_MATERIAL FOR THIS EXERCISE_
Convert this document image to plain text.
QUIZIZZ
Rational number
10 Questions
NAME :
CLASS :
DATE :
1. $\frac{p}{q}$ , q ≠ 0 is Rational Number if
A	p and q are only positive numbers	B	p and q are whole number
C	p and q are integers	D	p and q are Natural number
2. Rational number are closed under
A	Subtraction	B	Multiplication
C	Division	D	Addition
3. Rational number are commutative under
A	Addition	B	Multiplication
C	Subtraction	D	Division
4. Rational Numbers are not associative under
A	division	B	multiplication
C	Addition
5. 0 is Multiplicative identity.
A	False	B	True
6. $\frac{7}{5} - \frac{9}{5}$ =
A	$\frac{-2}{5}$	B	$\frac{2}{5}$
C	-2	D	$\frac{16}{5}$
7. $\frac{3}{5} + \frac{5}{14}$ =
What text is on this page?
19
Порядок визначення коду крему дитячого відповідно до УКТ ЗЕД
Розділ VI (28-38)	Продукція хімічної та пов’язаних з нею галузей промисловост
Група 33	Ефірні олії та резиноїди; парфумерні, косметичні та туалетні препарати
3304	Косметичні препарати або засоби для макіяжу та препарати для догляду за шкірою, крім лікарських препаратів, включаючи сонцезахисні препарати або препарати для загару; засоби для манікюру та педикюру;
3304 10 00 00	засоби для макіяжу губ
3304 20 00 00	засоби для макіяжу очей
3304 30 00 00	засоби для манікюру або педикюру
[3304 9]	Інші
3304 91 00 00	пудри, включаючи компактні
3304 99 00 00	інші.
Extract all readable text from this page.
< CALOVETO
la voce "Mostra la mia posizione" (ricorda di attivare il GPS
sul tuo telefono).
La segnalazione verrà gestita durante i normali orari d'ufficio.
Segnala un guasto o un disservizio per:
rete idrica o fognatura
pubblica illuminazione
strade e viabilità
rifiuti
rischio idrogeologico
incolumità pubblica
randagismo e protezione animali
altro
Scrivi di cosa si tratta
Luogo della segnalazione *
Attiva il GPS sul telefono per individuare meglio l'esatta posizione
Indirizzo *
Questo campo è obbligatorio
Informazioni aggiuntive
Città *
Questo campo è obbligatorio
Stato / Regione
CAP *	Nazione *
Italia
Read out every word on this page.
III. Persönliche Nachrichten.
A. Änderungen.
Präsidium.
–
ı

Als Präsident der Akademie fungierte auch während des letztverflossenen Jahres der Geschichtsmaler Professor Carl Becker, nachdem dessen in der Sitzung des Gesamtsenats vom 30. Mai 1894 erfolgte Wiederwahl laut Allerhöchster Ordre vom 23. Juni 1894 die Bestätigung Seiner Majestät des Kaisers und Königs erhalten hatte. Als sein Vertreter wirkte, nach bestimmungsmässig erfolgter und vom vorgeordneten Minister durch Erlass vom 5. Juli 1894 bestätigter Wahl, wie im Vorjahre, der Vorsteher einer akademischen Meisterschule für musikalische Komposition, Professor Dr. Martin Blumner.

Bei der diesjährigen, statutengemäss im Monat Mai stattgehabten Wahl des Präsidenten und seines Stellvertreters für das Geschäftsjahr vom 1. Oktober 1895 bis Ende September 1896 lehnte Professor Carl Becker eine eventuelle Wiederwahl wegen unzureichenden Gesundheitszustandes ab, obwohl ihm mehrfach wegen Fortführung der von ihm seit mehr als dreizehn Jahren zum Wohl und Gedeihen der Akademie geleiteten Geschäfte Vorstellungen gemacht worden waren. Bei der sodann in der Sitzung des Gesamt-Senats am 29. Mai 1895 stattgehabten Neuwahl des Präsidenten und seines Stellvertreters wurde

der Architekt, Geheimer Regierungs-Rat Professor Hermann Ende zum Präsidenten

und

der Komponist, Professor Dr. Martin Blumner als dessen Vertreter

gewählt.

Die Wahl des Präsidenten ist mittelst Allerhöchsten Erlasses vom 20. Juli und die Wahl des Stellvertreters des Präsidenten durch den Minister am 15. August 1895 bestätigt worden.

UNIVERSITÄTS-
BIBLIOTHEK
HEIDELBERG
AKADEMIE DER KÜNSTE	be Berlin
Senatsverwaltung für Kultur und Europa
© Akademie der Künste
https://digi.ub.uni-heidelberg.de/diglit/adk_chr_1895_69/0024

_PROBLEM REQUIREMENTS_
Retype the listing exactly, in full.

_EXPECTED ANSWER_
Convert this document image to plain text.
QUIZIZZ
Rational number
10 Questions
NAME :
CLASS :
DATE :
1. $\frac{p}{q}$ , q ≠ 0 is Rational Number if
A	p and q are only positive numbers	B	p and q are whole number
C	p and q are integers	D	p and q are Natural number
2. Rational number are closed under
A	Subtraction	B	Multiplication
C	Division	D	Addition
3. Rational number are commutative under
A	Addition	B	Multiplication
C	Subtraction	D	Division
4. Rational Numbers are not associative under
A	division	B	multiplication
C	Addition
5. 0 is Multiplicative identity.
A	False	B	True
6. $\frac{7}{5} - \frac{9}{5}$ =
A	$\frac{-2}{5}$	B	$\frac{2}{5}$
C	-2	D	$\frac{16}{5}$
7. $\frac{3}{5} + \frac{5}{14}$ =
What text is on this page?
19
Порядок визначення коду крему дитячого відповідно до УКТ ЗЕД
Розділ VI (28-38)	Продукція хімічної та пов’язаних з нею галузей промисловост
Група 33	Ефірні олії та резиноїди; парфумерні, косметичні та туалетні препарати
3304	Косметичні препарати або засоби для макіяжу та препарати для догляду за шкірою, крім лікарських препаратів, включаючи сонцезахисні препарати або препарати для загару; засоби для манікюру та педикюру;
3304 10 00 00	засоби для макіяжу губ
3304 20 00 00	засоби для макіяжу очей
3304 30 00 00	засоби для манікюру або педикюру
[3304 9]	Інші
3304 91 00 00	пудри, включаючи компактні
3304 99 00 00	інші.
Extract all readable text from this page.
< CALOVETO
la voce "Mostra la mia posizione" (ricorda di attivare il GPS
sul tuo telefono).
La segnalazione verrà gestita durante i normali orari d'ufficio.
Segnala un guasto o un disservizio per:
rete idrica o fognatura
pubblica illuminazione
strade e viabilità
rifiuti
rischio idrogeologico
incolumità pubblica
randagismo e protezione animali
altro
Scrivi di cosa si tratta
Luogo della segnalazione *
Attiva il GPS sul telefono per individuare meglio l'esatta posizione
Indirizzo *
Questo campo è obbligatorio
Informazioni aggiuntive
Città *
Questo campo è obbligatorio
Stato / Regione
CAP *	Nazione *
Italia
Read out every word on this page.
III. Persönliche Nachrichten.
A. Änderungen.
Präsidium.
–
ı

Als Präsident der Akademie fungierte auch während des letztverflossenen Jahres der Geschichtsmaler Professor Carl Becker, nachdem dessen in der Sitzung des Gesamtsenats vom 30. Mai 1894 erfolgte Wiederwahl laut Allerhöchster Ordre vom 23. Juni 1894 die Bestätigung Seiner Majestät des Kaisers und Königs erhalten hatte. Als sein Vertreter wirkte, nach bestimmungsmässig erfolgter und vom vorgeordneten Minister durch Erlass vom 5. Juli 1894 bestätigter Wahl, wie im Vorjahre, der Vorsteher einer akademischen Meisterschule für musikalische Komposition, Professor Dr. Martin Blumner.

Bei der diesjährigen, statutengemäss im Monat Mai stattgehabten Wahl des Präsidenten und seines Stellvertreters für das Geschäftsjahr vom 1. Oktober 1895 bis Ende September 1896 lehnte Professor Carl Becker eine eventuelle Wiederwahl wegen unzureichenden Gesundheitszustandes ab, obwohl ihm mehrfach wegen Fortführung der von ihm seit mehr als dreizehn Jahren zum Wohl und Gedeihen der Akademie geleiteten Geschäfte Vorstellungen gemacht worden waren. Bei der sodann in der Sitzung des Gesamt-Senats am 29. Mai 1895 stattgehabten Neuwahl des Präsidenten und seines Stellvertreters wurde

der Architekt, Geheimer Regierungs-Rat Professor Hermann Ende zum Präsidenten

und

der Komponist, Professor Dr. Martin Blumner als dessen Vertreter

gewählt.

Die Wahl des Präsidenten ist mittelst Allerhöchsten Erlasses vom 20. Juli und die Wahl des Stellvertreters des Präsidenten durch den Minister am 15. August 1895 bestätigt worden.

UNIVERSITÄTS-
BIBLIOTHEK
HEIDELBERG
AKADEMIE DER KÜNSTE	be Berlin
Senatsverwaltung für Kultur und Europa
© Akademie der Künste
https://digi.ub.uni-heidelberg.de/diglit/adk_chr_1895_69/0024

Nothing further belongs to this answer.